## Given exercise
Find every line in the records below that holds the word "name", and copy each one.

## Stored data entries
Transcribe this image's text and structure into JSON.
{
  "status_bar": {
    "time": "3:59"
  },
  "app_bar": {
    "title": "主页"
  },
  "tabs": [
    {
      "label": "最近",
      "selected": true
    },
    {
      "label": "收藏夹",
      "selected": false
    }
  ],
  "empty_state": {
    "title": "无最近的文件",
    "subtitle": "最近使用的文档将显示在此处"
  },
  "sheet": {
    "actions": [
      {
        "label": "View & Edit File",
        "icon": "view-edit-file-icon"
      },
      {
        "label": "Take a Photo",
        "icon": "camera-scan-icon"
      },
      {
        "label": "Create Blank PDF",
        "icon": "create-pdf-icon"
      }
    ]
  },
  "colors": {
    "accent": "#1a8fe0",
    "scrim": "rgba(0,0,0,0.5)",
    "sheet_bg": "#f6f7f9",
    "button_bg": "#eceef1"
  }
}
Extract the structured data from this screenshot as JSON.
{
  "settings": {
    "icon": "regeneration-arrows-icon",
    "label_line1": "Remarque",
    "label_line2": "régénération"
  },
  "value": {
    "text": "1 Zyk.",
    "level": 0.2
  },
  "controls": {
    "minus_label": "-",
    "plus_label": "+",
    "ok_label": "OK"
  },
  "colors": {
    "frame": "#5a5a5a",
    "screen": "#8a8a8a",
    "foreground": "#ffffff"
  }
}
* * *
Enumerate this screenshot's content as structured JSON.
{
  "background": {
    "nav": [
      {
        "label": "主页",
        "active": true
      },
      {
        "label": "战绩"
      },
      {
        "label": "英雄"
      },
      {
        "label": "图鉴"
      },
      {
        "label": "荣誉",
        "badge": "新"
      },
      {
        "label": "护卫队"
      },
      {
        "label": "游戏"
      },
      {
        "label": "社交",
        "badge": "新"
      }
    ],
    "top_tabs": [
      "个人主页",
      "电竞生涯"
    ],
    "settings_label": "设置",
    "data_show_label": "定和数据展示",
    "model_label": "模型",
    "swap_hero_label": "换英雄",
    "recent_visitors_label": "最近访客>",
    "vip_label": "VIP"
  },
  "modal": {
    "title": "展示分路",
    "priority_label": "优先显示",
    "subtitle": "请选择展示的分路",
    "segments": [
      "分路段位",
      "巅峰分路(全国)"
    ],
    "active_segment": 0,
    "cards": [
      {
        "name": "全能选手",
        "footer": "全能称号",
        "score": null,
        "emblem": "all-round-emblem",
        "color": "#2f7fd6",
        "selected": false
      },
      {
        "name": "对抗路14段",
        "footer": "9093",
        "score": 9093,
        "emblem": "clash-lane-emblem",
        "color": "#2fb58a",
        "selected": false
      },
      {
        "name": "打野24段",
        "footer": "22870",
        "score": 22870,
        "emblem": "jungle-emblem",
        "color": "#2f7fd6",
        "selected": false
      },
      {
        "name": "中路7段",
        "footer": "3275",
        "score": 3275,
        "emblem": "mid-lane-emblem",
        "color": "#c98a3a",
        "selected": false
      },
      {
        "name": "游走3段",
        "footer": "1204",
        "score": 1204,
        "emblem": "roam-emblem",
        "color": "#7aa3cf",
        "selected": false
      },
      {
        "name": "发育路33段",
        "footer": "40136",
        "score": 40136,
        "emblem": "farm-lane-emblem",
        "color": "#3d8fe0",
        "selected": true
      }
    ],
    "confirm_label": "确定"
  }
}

## Correct answer
        "name": "全能选手",
        "name": "对抗路14段",
        "name": "打野24段",
        "name": "中路7段",
        "name": "游走3段",
        "name": "发育路33段",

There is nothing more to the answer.